* Exercise brief
From the entries below, pull out each line where "JSON" appears.

+-------+

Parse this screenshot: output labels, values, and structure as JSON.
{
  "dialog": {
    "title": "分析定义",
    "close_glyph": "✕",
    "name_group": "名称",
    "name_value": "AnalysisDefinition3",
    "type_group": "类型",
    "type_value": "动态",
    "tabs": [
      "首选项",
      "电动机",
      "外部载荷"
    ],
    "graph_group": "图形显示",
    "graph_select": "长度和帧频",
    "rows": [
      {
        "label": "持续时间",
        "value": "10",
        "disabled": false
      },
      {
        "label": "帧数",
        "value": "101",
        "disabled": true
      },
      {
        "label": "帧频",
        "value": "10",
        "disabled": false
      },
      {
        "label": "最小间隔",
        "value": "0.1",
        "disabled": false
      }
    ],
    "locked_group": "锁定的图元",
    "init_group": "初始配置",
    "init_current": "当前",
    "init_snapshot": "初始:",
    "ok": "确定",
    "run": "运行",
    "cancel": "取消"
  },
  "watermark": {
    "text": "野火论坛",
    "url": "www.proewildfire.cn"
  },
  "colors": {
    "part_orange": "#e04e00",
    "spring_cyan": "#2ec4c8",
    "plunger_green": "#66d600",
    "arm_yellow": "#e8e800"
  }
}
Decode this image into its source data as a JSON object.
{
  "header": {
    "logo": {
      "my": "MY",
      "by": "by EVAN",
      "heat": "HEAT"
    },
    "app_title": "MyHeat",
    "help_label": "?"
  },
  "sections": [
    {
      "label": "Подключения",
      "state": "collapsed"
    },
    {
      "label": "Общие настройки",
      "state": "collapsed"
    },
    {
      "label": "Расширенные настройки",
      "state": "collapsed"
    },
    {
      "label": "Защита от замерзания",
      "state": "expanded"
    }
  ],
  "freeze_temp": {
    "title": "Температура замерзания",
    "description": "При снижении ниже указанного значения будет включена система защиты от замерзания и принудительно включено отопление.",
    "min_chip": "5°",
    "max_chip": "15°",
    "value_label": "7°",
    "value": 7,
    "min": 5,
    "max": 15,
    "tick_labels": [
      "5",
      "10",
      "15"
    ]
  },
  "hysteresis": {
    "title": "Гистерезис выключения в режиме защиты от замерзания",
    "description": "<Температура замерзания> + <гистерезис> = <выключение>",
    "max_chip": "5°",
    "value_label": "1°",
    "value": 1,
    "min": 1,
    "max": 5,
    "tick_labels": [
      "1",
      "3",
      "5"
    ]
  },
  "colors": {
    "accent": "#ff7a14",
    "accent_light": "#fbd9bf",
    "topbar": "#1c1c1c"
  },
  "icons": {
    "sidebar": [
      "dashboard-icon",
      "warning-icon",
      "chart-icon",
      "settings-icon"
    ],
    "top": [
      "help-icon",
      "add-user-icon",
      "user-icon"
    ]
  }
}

+-------+

* Answer to the task
Parse this screenshot: output labels, values, and structure as JSON.
Decode this image into its source data as a JSON object.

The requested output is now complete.